• _Short exercise a_:
Decide whether each statement agrees with the kcidb text below. Answer yes or no for each, quoting the words of the text that settle it. (i) Kcidb needs Python v3.6 or later. (ii) The kcidb-validate tool submits data once it has checked it. (iii) The commit right after a release tag should update the version number in setup.py.

* start Excerpt provided *

Kcidb is a package for submitting and querying Linux Kernel CI reports, and for maintaining the service behind that.

See the collected results on our dashboard. Write to [email protected] if you want to start submitting results from your CI system, or if you want to receive automatic notifications of arriving results.

Installation

Kcidb requires Python v3.6 or later.

To install the package for the current user, run this command:

pip3 install --user <SOURCE>

Where <SOURCE> is the location of the package source, e.g. a git repo:

pip3 install --user git+https://github.com/kernelci/kcidb.git

or a directory path:

pip3 install --user .

In any case, make sure your PATH includes the ~/.local/bin directory, e.g. with:

export PATH="$PATH":~/.local/bin

Before you execute any of the tools make sure you have the path to your Google Cloud credentials stored in the GOOGLE_APPLICATION_CREDENTIALS variable. E.g.:

export GOOGLE_APPLICATION_CREDENTIALS=~/.credentials.json

User guide

Submitting and querying

To submit records use kcidb-submit, to query records - kcidb-query. Both use the same JSON schema on standard input and output respectively, which can be displayed by kcidb-schema. You can validate the data without submitting it using the kcidb-validate tool.

See Submission HOWTO for details.

API

You can use the kcidb module to do everything the command-line tools do.

First, make sure you have the GOOGLE_APPLICATION_CREDENTIALS environment variable set and pointing at your Google Cloud credentials file. Then you can create the client with kcidb.Client(...) and call its submit(...) and query(...) methods.

You can find the I/O schema in kcidb.io.schema.LATEST.json and use kcidb.io.schema.validate() to validate your I/O data.

See the source code for additional documentation.

Administrator guide

See ADMINISTRATOR_GUIDE.md.

Developer guide

Hacking

If you want to hack on the source code, install the package in the editable mode with the -e/--editable option, and with "dev" extra included. E.g.:

pip3 install --user --editable '.[dev]'

The latter installs kcidb executables which use the modules from the source directory, and changes to them will be reflected immediately without the need to reinstall. It also installs extra development tools, such as flake8 and pylint.

Releasing

Before releasing make sure the README.md and SUBMISSION_HOWTO.md are up to date.

To make a release tag the release commit with v<NUMBER>, where <NUMBER> is the next release number, e.g. v3. The very next commit after the tag should update the version number in setup.py to be the next one. I.e. continuing the above example, it should be 4.

* end Excerpt provided *

• _Short exercise b_:
Please copy out the part of the entries below that opens with the line containing "- Text: O: O: [89, 122, 101, 137]" and closes with the line containing "annotate this image: name", keeping both of those lines.

* start Provided data *

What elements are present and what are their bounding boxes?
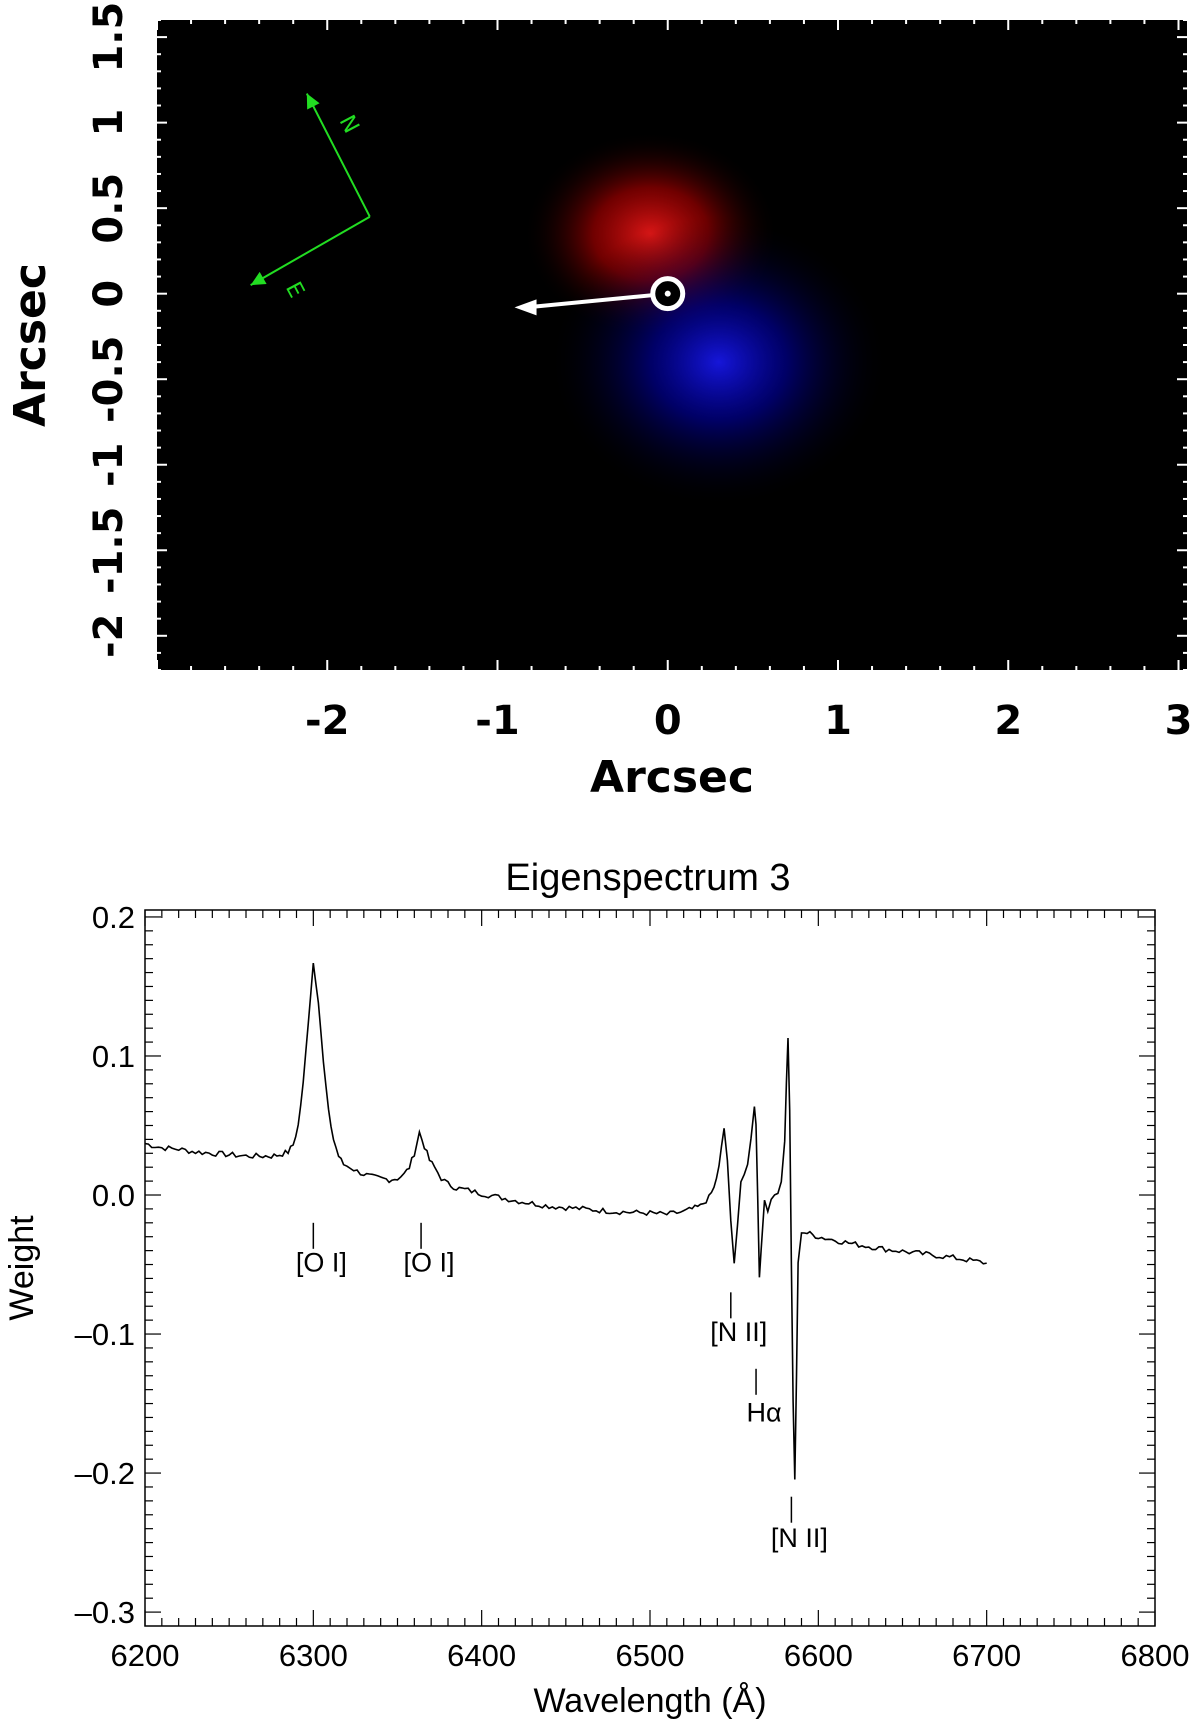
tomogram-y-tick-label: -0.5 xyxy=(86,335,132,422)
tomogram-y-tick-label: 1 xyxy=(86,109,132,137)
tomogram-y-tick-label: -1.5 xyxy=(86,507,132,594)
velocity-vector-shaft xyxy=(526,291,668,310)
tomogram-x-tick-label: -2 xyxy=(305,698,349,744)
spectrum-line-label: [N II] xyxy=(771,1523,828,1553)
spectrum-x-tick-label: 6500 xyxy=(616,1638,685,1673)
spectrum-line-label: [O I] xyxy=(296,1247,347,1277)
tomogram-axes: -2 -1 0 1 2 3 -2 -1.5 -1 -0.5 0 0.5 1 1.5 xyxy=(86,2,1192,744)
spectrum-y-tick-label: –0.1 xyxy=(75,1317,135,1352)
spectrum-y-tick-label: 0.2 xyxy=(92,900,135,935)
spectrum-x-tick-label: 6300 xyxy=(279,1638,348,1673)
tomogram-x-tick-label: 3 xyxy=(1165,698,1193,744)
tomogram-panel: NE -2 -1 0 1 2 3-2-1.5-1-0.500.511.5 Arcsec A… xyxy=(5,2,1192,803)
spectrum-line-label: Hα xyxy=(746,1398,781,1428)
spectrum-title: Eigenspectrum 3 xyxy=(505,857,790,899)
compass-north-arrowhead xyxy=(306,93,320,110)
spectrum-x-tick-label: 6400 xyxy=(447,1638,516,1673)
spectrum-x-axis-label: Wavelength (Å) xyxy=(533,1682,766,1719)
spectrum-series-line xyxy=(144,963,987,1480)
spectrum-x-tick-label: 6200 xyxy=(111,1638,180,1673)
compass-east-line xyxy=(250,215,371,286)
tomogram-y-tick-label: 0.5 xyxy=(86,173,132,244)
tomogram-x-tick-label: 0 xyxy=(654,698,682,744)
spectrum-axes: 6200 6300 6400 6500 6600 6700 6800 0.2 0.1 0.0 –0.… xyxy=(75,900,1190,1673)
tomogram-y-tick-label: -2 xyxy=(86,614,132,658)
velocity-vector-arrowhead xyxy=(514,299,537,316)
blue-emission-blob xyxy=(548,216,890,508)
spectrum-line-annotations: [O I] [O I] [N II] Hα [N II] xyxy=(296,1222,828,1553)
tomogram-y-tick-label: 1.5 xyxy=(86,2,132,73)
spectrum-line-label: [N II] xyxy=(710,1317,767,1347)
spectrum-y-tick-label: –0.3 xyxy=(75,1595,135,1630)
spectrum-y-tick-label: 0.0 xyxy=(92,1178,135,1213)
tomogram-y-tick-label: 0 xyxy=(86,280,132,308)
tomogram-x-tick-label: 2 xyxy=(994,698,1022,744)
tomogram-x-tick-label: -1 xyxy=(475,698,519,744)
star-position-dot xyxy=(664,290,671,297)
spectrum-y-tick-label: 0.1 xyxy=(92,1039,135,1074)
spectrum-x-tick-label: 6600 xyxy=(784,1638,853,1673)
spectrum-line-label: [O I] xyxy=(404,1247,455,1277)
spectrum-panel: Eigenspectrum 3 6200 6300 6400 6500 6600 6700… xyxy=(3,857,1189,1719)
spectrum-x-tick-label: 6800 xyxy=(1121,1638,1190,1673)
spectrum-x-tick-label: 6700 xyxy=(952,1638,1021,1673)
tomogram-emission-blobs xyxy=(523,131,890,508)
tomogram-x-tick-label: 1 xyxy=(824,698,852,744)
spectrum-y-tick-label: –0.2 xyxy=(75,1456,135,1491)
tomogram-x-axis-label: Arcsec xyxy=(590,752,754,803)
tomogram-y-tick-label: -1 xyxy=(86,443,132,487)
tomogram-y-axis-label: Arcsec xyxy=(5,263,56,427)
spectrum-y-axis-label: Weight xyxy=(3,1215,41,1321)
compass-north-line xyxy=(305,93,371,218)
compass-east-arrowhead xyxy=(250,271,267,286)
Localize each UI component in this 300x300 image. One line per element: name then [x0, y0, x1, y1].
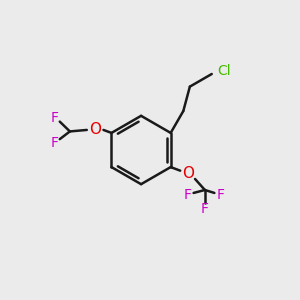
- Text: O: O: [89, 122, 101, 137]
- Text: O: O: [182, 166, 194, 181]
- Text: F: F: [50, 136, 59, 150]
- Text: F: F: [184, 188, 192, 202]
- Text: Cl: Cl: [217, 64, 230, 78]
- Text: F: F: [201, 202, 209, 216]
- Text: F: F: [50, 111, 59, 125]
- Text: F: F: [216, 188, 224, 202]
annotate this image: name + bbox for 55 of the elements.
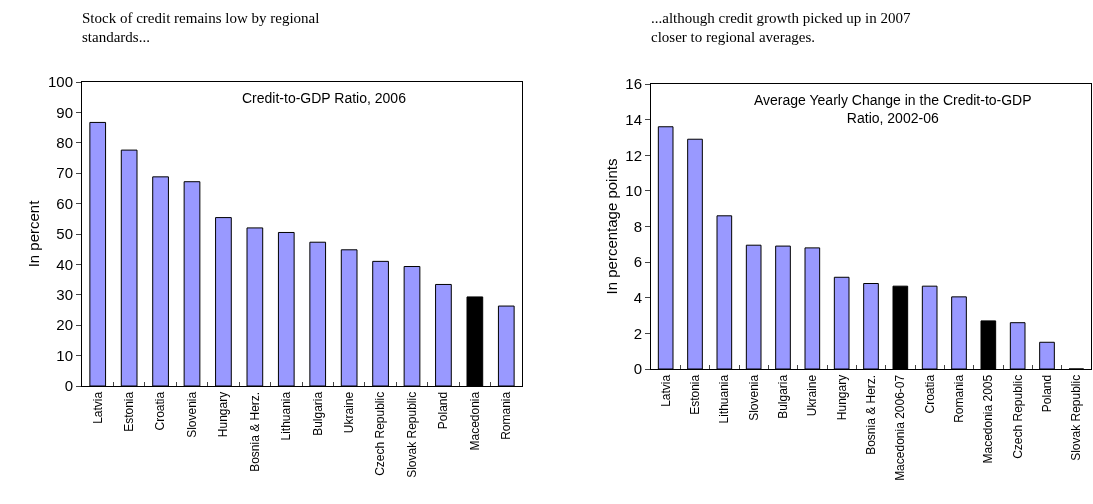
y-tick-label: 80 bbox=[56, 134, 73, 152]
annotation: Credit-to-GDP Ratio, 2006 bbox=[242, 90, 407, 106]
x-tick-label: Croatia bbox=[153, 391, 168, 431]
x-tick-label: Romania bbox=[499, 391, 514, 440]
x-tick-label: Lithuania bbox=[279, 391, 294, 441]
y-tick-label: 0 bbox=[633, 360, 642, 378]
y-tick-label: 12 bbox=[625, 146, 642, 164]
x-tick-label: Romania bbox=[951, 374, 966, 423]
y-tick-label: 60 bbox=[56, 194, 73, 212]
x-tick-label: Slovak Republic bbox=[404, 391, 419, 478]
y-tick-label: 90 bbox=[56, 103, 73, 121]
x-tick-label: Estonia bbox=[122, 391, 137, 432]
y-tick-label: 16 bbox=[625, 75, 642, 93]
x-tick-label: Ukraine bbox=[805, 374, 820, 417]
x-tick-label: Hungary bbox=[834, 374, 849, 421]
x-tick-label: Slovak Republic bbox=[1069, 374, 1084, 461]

* end Provided data *

• _Full solution a_:
(i) Yes: "Kcidb requires Python v3.6 or later."
(ii) No: "You can validate the data without submitting it using the kcidb-validate tool."
(iii) Yes: "The very next commit after the tag should update the version number in setup.py to be the next one."

• _Full solution b_:
- Text: O: O: [89, 122, 101, 137]
- Text: O: O: [182, 166, 194, 181]
- Text: F: F: [50, 136, 59, 150]
- Text: F: F: [184, 188, 192, 202]
- Text: Cl: Cl: [217, 64, 230, 78]
- Text: F: F: [201, 202, 209, 216]
- Text: F: F: [50, 111, 59, 125]
- Text: F: F: [216, 188, 224, 202]
annotate this image: name + bbox for 55 of the elements.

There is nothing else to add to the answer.